Problem to solve
Copy out exactly each line from the line with "Transcribe this image's" through the last line of the material below.

Lines of data
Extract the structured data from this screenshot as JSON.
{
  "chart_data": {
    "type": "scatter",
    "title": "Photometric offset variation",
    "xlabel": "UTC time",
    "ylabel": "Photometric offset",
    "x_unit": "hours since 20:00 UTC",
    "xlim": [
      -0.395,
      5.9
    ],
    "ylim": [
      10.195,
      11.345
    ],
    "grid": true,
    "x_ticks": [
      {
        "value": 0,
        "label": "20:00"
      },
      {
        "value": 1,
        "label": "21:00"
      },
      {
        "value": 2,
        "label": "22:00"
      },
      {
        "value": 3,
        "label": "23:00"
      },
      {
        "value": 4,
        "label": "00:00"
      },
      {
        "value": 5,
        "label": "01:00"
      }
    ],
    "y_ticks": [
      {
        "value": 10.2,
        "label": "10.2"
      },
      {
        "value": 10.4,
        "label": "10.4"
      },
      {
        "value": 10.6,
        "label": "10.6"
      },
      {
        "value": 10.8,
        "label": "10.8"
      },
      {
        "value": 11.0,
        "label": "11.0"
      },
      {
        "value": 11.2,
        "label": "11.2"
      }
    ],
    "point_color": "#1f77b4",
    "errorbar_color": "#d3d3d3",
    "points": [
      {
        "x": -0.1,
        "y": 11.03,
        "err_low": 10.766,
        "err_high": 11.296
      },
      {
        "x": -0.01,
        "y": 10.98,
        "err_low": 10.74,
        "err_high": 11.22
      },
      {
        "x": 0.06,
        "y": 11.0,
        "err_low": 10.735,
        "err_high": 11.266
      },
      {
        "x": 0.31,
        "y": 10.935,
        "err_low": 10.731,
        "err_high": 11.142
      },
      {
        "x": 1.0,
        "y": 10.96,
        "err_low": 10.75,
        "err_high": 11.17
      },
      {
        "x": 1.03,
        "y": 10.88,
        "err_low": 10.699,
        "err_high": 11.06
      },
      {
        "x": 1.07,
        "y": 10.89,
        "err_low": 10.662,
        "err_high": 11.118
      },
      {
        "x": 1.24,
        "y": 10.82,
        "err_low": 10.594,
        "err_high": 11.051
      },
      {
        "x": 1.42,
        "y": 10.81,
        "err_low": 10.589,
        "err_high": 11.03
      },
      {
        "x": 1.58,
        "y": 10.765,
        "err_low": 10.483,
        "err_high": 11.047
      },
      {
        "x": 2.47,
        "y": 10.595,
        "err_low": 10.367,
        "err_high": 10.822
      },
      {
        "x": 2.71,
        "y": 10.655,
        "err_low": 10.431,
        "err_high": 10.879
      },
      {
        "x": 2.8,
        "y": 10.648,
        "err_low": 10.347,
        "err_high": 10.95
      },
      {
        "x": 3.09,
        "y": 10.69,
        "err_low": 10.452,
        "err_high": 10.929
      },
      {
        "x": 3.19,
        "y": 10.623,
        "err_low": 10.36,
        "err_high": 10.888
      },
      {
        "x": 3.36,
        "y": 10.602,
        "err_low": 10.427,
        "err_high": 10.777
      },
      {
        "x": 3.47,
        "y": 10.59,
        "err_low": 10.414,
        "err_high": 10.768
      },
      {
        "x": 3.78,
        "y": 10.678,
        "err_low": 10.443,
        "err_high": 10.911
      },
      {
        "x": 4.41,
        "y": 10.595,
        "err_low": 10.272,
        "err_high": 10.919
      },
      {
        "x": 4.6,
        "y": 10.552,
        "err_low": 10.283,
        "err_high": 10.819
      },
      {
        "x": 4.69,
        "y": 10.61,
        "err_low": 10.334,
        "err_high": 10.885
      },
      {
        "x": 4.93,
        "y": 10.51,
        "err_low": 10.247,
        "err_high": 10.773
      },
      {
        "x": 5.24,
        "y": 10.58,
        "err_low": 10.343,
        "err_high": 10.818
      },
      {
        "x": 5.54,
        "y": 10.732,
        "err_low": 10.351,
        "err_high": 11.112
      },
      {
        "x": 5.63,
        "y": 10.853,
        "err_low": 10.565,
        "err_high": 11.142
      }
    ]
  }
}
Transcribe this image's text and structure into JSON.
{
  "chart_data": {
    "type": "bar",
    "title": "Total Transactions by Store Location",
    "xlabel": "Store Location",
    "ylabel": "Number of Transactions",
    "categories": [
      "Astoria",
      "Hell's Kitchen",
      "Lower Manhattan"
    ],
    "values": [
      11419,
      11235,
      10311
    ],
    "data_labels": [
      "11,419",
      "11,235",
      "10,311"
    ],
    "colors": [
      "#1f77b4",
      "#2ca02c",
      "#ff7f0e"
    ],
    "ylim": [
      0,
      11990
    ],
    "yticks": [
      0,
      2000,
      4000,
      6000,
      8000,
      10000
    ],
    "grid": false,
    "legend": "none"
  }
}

Complete output
Transcribe this image's text and structure into JSON.
{
  "chart_data": {
    "type": "bar",
    "title": "Total Transactions by Store Location",
    "xlabel": "Store Location",
    "ylabel": "Number of Transactions",
    "categories": [
      "Astoria",
      "Hell's Kitchen",
      "Lower Manhattan"
    ],
    "values": [
      11419,
      11235,
      10311
    ],
    "data_labels": [
      "11,419",
      "11,235",
      "10,311"
    ],
    "colors": [
      "#1f77b4",
      "#2ca02c",
      "#ff7f0e"
    ],
    "ylim": [
      0,
      11990
    ],
    "yticks": [
      0,
      2000,
      4000,
      6000,
      8000,
      10000
    ],
    "grid": false,
    "legend": "none"
  }
}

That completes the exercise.